◆ MATERIAL FOR THE TASK ◆
+ + + + + + +
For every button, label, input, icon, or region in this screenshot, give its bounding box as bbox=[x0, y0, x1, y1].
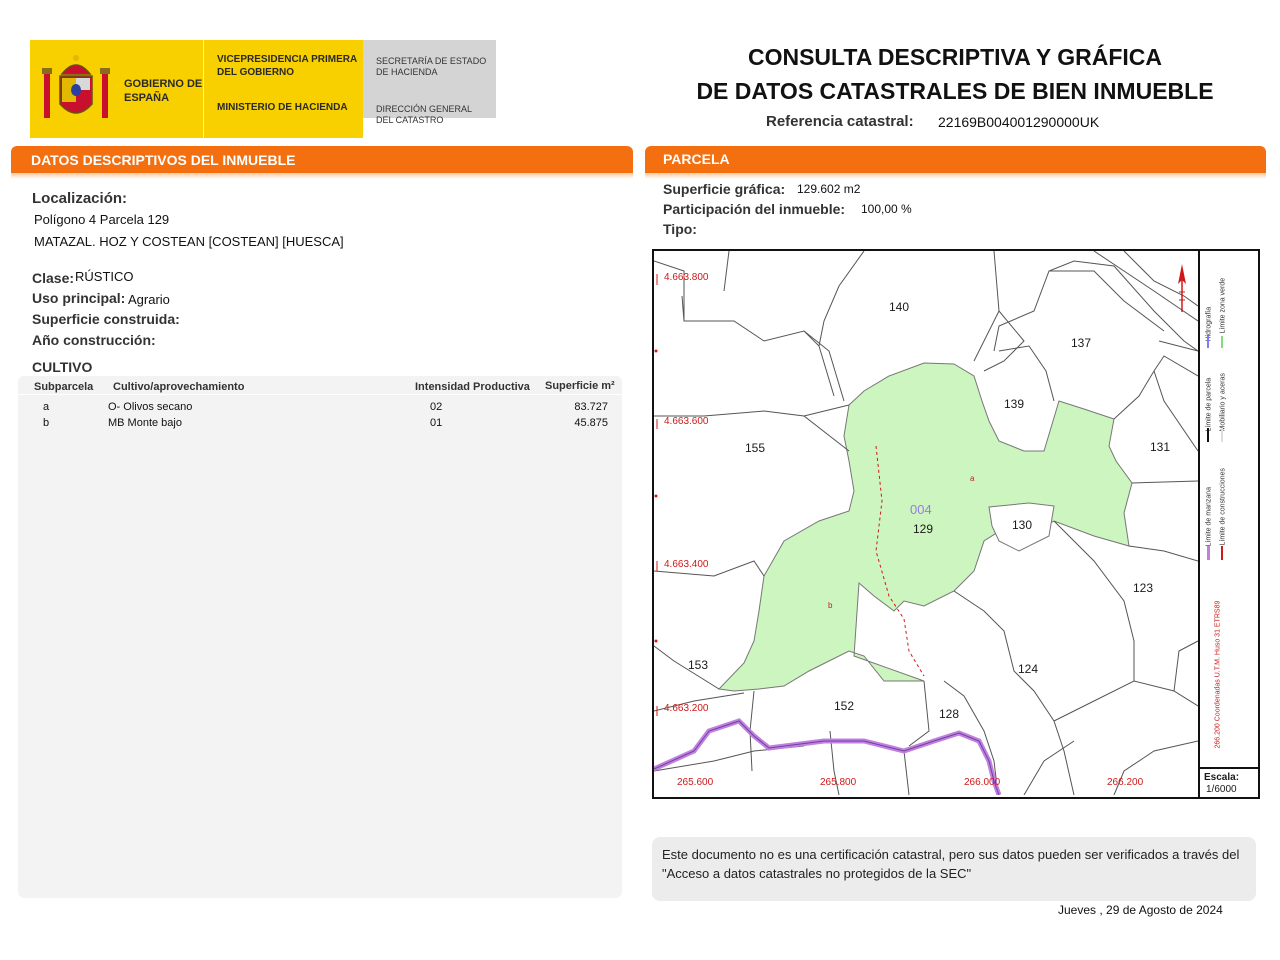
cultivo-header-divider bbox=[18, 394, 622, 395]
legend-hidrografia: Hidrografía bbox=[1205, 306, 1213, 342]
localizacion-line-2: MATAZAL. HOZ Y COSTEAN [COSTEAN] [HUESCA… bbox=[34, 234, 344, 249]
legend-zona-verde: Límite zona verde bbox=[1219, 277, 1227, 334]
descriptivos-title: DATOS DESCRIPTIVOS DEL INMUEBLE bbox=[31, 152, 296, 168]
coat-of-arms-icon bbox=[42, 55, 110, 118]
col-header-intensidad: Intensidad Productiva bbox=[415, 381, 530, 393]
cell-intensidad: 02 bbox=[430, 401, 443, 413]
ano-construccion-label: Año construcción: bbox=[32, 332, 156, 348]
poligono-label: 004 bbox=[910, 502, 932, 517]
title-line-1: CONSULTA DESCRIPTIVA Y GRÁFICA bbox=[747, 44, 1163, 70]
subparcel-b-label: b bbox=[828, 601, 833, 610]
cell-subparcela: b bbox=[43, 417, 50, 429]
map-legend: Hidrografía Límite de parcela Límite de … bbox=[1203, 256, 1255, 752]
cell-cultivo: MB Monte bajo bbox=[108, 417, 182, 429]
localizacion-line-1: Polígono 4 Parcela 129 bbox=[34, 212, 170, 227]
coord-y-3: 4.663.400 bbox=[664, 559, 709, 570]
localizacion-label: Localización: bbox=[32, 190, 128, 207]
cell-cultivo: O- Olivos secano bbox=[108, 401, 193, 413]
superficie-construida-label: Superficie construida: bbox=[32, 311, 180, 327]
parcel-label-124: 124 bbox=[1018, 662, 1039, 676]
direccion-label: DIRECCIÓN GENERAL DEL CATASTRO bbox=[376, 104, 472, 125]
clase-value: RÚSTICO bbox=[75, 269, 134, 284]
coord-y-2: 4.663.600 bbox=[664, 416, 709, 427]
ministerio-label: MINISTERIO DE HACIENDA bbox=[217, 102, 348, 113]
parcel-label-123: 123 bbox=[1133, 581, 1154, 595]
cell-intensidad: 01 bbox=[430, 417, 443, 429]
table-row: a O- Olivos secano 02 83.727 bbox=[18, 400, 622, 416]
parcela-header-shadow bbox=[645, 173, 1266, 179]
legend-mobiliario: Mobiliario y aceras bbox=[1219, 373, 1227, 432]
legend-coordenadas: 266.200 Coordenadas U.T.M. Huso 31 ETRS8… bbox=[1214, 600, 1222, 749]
+ + + + + + +
◆ YOUR TASK ◆
Rewrite the rows above with "screenshot" changed to "screen capture" and nothing else altered. Leave the picture out.

◆ WRITTEN ANSWER ◆
For every button, label, input, icon, or region in this screen capture, give its bounding box as bbox=[x0, y0, x1, y1].
cultivo-header-divider bbox=[18, 394, 622, 395]
legend-hidrografia: Hidrografía bbox=[1205, 306, 1213, 342]
localizacion-line-2: MATAZAL. HOZ Y COSTEAN [COSTEAN] [HUESCA… bbox=[34, 234, 344, 249]
legend-zona-verde: Límite zona verde bbox=[1219, 277, 1227, 334]
descriptivos-title: DATOS DESCRIPTIVOS DEL INMUEBLE bbox=[31, 152, 296, 168]
coat-of-arms-icon bbox=[42, 55, 110, 118]
col-header-intensidad: Intensidad Productiva bbox=[415, 381, 530, 393]
cell-intensidad: 02 bbox=[430, 401, 443, 413]
ano-construccion-label: Año construcción: bbox=[32, 332, 156, 348]
poligono-label: 004 bbox=[910, 502, 932, 517]
title-line-1: CONSULTA DESCRIPTIVA Y GRÁFICA bbox=[747, 44, 1163, 70]
subparcel-b-label: b bbox=[828, 601, 833, 610]
cell-subparcela: b bbox=[43, 417, 50, 429]
map-legend: Hidrografía Límite de parcela Límite de … bbox=[1203, 256, 1255, 752]
cell-cultivo: MB Monte bajo bbox=[108, 417, 182, 429]
localizacion-line-1: Polígono 4 Parcela 129 bbox=[34, 212, 170, 227]
coord-y-3: 4.663.400 bbox=[664, 559, 709, 570]
localizacion-label: Localización: bbox=[32, 190, 128, 207]
cell-cultivo: O- Olivos secano bbox=[108, 401, 193, 413]
superficie-construida-label: Superficie construida: bbox=[32, 311, 180, 327]
parcel-label-124: 124 bbox=[1018, 662, 1039, 676]
direccion-label: DIRECCIÓN GENERAL DEL CATASTRO bbox=[376, 104, 472, 125]
clase-value: RÚSTICO bbox=[75, 269, 134, 284]
coord-y-2: 4.663.600 bbox=[664, 416, 709, 427]
ministerio-label: MINISTERIO DE HACIENDA bbox=[217, 102, 348, 113]
parcel-label-123: 123 bbox=[1133, 581, 1154, 595]
cell-intensidad: 01 bbox=[430, 417, 443, 429]
table-row: a O- Olivos secano 02 83.727 bbox=[18, 400, 622, 416]
parcela-header-shadow bbox=[645, 173, 1266, 179]
legend-mobiliario: Mobiliario y aceras bbox=[1219, 373, 1227, 432]
legend-coordenadas: 266.200 Coordenadas U.T.M. Huso 31 ETRS8… bbox=[1214, 600, 1222, 749]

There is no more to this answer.